▶ Data rows
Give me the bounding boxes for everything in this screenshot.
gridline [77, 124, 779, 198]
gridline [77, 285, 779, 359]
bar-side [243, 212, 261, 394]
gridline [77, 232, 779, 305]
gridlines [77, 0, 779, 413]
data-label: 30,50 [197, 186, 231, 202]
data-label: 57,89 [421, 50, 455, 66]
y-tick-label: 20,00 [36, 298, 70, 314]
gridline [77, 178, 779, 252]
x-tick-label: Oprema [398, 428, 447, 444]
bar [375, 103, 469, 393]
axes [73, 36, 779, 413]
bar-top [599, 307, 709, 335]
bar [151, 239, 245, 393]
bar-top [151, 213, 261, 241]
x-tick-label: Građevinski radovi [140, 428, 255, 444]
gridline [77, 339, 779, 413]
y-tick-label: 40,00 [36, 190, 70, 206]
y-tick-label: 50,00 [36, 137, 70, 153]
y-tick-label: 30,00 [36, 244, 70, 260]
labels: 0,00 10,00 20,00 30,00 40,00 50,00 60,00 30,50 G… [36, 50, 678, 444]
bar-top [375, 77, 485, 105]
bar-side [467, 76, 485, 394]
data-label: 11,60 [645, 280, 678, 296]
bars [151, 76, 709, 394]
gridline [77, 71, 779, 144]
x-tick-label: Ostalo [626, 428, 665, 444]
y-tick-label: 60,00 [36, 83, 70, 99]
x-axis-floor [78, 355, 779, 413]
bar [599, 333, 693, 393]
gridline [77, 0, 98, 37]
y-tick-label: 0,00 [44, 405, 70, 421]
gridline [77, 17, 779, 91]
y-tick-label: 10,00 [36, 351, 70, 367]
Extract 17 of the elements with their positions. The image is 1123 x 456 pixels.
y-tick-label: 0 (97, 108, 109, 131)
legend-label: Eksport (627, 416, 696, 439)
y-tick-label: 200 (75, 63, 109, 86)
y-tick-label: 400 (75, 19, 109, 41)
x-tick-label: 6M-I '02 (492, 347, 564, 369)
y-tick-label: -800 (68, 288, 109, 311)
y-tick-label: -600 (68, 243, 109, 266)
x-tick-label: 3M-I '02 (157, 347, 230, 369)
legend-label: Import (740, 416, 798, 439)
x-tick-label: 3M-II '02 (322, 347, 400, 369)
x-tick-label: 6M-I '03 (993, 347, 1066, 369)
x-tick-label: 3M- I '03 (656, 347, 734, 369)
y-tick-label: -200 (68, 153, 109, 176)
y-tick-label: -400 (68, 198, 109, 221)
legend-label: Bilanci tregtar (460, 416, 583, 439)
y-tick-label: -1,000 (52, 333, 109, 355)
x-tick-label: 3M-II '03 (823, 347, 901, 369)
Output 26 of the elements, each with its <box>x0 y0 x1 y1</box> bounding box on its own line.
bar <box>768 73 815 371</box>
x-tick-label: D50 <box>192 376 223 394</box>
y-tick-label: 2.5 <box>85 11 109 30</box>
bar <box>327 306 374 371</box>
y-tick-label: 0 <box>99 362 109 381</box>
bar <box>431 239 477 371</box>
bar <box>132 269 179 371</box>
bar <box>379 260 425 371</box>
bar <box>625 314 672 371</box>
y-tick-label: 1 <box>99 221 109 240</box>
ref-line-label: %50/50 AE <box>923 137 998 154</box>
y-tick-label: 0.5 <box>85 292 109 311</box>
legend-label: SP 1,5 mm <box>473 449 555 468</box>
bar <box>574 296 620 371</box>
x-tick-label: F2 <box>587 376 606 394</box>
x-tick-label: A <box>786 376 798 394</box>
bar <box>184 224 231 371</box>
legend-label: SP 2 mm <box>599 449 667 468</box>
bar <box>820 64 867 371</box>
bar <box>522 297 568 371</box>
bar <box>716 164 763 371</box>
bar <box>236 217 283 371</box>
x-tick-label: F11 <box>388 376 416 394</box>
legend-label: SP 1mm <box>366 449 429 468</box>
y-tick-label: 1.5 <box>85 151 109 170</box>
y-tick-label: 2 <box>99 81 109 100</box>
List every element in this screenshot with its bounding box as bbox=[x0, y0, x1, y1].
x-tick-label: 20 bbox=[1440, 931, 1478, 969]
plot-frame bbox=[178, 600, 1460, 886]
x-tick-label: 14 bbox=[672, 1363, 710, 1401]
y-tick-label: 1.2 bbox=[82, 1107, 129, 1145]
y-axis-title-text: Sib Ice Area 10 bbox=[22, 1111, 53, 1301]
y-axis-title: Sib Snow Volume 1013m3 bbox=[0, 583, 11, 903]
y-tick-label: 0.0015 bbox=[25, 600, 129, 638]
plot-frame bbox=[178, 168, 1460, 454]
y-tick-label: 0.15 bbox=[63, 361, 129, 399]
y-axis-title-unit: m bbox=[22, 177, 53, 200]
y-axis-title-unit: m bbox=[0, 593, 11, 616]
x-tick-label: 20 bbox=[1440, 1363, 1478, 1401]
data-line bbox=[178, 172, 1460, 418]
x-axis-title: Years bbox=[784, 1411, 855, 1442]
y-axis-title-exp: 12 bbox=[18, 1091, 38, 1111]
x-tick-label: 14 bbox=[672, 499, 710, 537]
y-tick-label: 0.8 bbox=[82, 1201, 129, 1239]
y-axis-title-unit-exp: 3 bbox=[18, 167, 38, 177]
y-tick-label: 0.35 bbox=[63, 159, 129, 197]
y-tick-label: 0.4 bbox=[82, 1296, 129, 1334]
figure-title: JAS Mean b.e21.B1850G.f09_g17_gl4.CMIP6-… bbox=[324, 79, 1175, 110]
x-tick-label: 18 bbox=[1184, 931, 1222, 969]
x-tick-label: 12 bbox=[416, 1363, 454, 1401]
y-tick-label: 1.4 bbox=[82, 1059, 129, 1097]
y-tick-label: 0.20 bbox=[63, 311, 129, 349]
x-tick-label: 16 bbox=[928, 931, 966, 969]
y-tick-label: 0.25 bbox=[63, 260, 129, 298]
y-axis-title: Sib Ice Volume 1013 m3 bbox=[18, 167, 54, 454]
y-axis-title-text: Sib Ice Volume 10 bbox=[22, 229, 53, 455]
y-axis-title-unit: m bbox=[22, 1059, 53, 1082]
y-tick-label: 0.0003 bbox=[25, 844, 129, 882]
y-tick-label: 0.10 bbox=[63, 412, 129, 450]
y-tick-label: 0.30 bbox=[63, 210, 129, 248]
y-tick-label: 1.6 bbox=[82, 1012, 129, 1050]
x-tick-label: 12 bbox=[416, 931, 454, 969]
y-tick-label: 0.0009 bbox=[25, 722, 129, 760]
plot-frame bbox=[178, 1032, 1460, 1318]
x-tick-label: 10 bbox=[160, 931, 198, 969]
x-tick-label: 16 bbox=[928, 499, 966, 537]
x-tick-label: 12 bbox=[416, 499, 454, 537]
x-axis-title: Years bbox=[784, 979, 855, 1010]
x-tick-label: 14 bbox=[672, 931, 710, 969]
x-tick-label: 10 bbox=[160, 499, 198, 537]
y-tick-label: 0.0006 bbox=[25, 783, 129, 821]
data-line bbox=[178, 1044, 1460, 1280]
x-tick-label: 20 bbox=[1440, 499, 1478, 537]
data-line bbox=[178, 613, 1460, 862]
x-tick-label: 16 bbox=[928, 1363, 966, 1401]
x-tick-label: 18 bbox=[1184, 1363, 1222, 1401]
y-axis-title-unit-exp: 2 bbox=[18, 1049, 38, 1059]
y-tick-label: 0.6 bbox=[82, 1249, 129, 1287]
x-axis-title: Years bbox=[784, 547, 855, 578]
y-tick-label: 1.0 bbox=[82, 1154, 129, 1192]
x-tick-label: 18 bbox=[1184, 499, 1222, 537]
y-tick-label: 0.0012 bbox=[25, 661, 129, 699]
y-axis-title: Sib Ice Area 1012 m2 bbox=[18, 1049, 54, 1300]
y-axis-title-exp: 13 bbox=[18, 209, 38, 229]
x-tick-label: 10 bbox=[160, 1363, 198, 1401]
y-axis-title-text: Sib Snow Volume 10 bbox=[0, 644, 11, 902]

▶ Instruction
Locate every line in the records above that contains the string "Years", matching case exactly, and copy each of those lines.

▶ Solution for this task
x-axis-title: Years bbox=[784, 1411, 855, 1442]
x-axis-title: Years bbox=[784, 979, 855, 1010]
x-axis-title: Years bbox=[784, 547, 855, 578]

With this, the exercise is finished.